[Request]
Output every record word for word.

[Exercise input]
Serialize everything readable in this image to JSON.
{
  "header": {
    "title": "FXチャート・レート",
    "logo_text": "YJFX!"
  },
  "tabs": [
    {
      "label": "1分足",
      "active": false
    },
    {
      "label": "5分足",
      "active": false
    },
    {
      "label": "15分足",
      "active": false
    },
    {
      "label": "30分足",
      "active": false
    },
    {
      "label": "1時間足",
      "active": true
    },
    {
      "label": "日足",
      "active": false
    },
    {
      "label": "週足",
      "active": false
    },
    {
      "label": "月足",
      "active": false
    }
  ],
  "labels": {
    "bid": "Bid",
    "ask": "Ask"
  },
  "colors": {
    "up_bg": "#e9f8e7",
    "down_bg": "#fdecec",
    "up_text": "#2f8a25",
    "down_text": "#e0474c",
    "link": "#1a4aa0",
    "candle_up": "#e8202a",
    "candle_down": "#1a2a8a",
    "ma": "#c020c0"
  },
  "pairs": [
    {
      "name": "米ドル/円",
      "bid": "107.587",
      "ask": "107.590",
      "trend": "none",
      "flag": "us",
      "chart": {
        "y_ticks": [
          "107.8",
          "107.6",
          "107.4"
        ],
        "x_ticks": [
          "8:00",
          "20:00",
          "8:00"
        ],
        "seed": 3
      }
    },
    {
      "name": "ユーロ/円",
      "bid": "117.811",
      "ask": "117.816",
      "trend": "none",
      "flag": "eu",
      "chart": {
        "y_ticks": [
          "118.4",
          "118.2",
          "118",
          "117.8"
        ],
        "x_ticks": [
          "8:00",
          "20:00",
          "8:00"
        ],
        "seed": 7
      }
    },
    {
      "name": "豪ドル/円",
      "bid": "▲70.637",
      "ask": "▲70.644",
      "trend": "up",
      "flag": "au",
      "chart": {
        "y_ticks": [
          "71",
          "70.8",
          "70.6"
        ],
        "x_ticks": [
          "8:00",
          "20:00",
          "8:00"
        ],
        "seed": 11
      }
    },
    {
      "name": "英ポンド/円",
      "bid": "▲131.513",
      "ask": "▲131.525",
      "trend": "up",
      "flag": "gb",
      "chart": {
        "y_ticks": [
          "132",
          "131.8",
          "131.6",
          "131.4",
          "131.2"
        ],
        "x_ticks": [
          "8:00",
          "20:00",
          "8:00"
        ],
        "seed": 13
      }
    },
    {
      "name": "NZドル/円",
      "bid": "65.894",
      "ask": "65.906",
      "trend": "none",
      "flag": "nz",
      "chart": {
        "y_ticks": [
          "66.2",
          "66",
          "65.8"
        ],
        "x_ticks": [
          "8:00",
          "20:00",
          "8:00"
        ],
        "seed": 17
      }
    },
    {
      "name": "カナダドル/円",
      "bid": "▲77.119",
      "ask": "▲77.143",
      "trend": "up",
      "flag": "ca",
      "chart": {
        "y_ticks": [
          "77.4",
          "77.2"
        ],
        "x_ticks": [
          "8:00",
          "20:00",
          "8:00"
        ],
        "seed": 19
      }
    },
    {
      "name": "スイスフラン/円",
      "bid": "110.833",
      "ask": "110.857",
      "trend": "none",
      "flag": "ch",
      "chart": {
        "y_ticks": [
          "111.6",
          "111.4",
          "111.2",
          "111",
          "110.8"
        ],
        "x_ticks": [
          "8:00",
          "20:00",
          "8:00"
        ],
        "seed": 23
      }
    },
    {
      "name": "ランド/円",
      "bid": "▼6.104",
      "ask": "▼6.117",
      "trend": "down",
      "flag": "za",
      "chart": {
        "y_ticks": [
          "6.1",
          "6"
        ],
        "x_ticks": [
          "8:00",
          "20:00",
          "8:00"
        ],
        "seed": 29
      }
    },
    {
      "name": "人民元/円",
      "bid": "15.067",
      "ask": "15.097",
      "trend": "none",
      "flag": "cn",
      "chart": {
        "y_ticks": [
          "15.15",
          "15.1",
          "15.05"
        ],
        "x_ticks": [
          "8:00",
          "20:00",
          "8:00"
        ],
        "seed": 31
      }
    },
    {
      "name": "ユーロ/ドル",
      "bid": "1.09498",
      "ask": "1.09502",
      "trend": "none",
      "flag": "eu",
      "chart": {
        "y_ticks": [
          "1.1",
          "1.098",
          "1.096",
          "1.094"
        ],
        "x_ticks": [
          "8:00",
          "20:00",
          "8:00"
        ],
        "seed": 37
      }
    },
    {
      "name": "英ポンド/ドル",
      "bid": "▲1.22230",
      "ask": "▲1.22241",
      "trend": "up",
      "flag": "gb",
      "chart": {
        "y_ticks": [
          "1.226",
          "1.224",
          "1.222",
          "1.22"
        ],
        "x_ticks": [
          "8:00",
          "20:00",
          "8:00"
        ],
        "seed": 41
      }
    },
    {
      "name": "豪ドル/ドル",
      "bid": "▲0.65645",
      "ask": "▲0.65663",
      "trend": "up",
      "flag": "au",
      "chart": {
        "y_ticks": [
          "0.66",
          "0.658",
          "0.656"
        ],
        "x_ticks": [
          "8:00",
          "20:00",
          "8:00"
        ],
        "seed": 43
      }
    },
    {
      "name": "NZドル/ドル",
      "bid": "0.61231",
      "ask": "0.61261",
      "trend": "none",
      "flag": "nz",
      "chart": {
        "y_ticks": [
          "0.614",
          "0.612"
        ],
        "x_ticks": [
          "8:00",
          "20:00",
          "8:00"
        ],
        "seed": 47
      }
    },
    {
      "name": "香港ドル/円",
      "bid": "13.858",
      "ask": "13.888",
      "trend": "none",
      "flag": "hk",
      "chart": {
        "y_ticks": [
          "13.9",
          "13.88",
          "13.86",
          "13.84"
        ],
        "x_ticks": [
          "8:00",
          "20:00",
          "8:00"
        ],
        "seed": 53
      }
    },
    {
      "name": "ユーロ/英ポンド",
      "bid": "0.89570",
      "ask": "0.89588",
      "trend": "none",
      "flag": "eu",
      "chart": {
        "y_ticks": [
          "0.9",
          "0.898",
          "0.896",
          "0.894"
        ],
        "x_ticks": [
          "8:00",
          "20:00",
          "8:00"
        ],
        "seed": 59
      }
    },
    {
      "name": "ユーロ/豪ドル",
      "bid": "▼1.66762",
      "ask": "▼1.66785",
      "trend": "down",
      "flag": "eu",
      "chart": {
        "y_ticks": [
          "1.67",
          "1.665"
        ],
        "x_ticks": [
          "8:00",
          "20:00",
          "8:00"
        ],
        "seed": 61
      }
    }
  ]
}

[Task solution]
Serialize everything readable in this image to JSON.
{
  "header": {
    "title": "FXチャート・レート",
    "logo_text": "YJFX!"
  },
  "tabs": [
    {
      "label": "1分足",
      "active": false
    },
    {
      "label": "5分足",
      "active": false
    },
    {
      "label": "15分足",
      "active": false
    },
    {
      "label": "30分足",
      "active": false
    },
    {
      "label": "1時間足",
      "active": true
    },
    {
      "label": "日足",
      "active": false
    },
    {
      "label": "週足",
      "active": false
    },
    {
      "label": "月足",
      "active": false
    }
  ],
  "labels": {
    "bid": "Bid",
    "ask": "Ask"
  },
  "colors": {
    "up_bg": "#e9f8e7",
    "down_bg": "#fdecec",
    "up_text": "#2f8a25",
    "down_text": "#e0474c",
    "link": "#1a4aa0",
    "candle_up": "#e8202a",
    "candle_down": "#1a2a8a",
    "ma": "#c020c0"
  },
  "pairs": [
    {
      "name": "米ドル/円",
      "bid": "107.587",
      "ask": "107.590",
      "trend": "none",
      "flag": "us",
      "chart": {
        "y_ticks": [
          "107.8",
          "107.6",
          "107.4"
        ],
        "x_ticks": [
          "8:00",
          "20:00",
          "8:00"
        ],
        "seed": 3
      }
    },
    {
      "name": "ユーロ/円",
      "bid": "117.811",
      "ask": "117.816",
      "trend": "none",
      "flag": "eu",
      "chart": {
        "y_ticks": [
          "118.4",
          "118.2",
          "118",
          "117.8"
        ],
        "x_ticks": [
          "8:00",
          "20:00",
          "8:00"
        ],
        "seed": 7
      }
    },
    {
      "name": "豪ドル/円",
      "bid": "▲70.637",
      "ask": "▲70.644",
      "trend": "up",
      "flag": "au",
      "chart": {
        "y_ticks": [
          "71",
          "70.8",
          "70.6"
        ],
        "x_ticks": [
          "8:00",
          "20:00",
          "8:00"
        ],
        "seed": 11
      }
    },
    {
      "name": "英ポンド/円",
      "bid": "▲131.513",
      "ask": "▲131.525",
      "trend": "up",
      "flag": "gb",
      "chart": {
        "y_ticks": [
          "132",
          "131.8",
          "131.6",
          "131.4",
          "131.2"
        ],
        "x_ticks": [
          "8:00",
          "20:00",
          "8:00"
        ],
        "seed": 13
      }
    },
    {
      "name": "NZドル/円",
      "bid": "65.894",
      "ask": "65.906",
      "trend": "none",
      "flag": "nz",
      "chart": {
        "y_ticks": [
          "66.2",
          "66",
          "65.8"
        ],
        "x_ticks": [
          "8:00",
          "20:00",
          "8:00"
        ],
        "seed": 17
      }
    },
    {
      "name": "カナダドル/円",
      "bid": "▲77.119",
      "ask": "▲77.143",
      "trend": "up",
      "flag": "ca",
      "chart": {
        "y_ticks": [
          "77.4",
          "77.2"
        ],
        "x_ticks": [
          "8:00",
          "20:00",
          "8:00"
        ],
        "seed": 19
      }
    },
    {
      "name": "スイスフラン/円",
      "bid": "110.833",
      "ask": "110.857",
      "trend": "none",
      "flag": "ch",
      "chart": {
        "y_ticks": [
          "111.6",
          "111.4",
          "111.2",
          "111",
          "110.8"
        ],
        "x_ticks": [
          "8:00",
          "20:00",
          "8:00"
        ],
        "seed": 23
      }
    },
    {
      "name": "ランド/円",
      "bid": "▼6.104",
      "ask": "▼6.117",
      "trend": "down",
      "flag": "za",
      "chart": {
        "y_ticks": [
          "6.1",
          "6"
        ],
        "x_ticks": [
          "8:00",
          "20:00",
          "8:00"
        ],
        "seed": 29
      }
    },
    {
      "name": "人民元/円",
      "bid": "15.067",
      "ask": "15.097",
      "trend": "none",
      "flag": "cn",
      "chart": {
        "y_ticks": [
          "15.15",
          "15.1",
          "15.05"
        ],
        "x_ticks": [
          "8:00",
          "20:00",
          "8:00"
        ],
        "seed": 31
      }
    },
    {
      "name": "ユーロ/ドル",
      "bid": "1.09498",
      "ask": "1.09502",
      "trend": "none",
      "flag": "eu",
      "chart": {
        "y_ticks": [
          "1.1",
          "1.098",
          "1.096",
          "1.094"
        ],
        "x_ticks": [
          "8:00",
          "20:00",
          "8:00"
        ],
        "seed": 37
      }
    },
    {
      "name": "英ポンド/ドル",
      "bid": "▲1.22230",
      "ask": "▲1.22241",
      "trend": "up",
      "flag": "gb",
      "chart": {
        "y_ticks": [
          "1.226",
          "1.224",
          "1.222",
          "1.22"
        ],
        "x_ticks": [
          "8:00",
          "20:00",
          "8:00"
        ],
        "seed": 41
      }
    },
    {
      "name": "豪ドル/ドル",
      "bid": "▲0.65645",
      "ask": "▲0.65663",
      "trend": "up",
      "flag": "au",
      "chart": {
        "y_ticks": [
          "0.66",
          "0.658",
          "0.656"
        ],
        "x_ticks": [
          "8:00",
          "20:00",
          "8:00"
        ],
        "seed": 43
      }
    },
    {
      "name": "NZドル/ドル",
      "bid": "0.61231",
      "ask": "0.61261",
      "trend": "none",
      "flag": "nz",
      "chart": {
        "y_ticks": [
          "0.614",
          "0.612"
        ],
        "x_ticks": [
          "8:00",
          "20:00",
          "8:00"
        ],
        "seed": 47
      }
    },
    {
      "name": "香港ドル/円",
      "bid": "13.858",
      "ask": "13.888",
      "trend": "none",
      "flag": "hk",
      "chart": {
        "y_ticks": [
          "13.9",
          "13.88",
          "13.86",
          "13.84"
        ],
        "x_ticks": [
          "8:00",
          "20:00",
          "8:00"
        ],
        "seed": 53
      }
    },
    {
      "name": "ユーロ/英ポンド",
      "bid": "0.89570",
      "ask": "0.89588",
      "trend": "none",
      "flag": "eu",
      "chart": {
        "y_ticks": [
          "0.9",
          "0.898",
          "0.896",
          "0.894"
        ],
        "x_ticks": [
          "8:00",
          "20:00",
          "8:00"
        ],
        "seed": 59
      }
    },
    {
      "name": "ユーロ/豪ドル",
      "bid": "▼1.66762",
      "ask": "▼1.66785",
      "trend": "down",
      "flag": "eu",
      "chart": {
        "y_ticks": [
          "1.67",
          "1.665"
        ],
        "x_ticks": [
          "8:00",
          "20:00",
          "8:00"
        ],
        "seed": 61
      }
    }
  ]
}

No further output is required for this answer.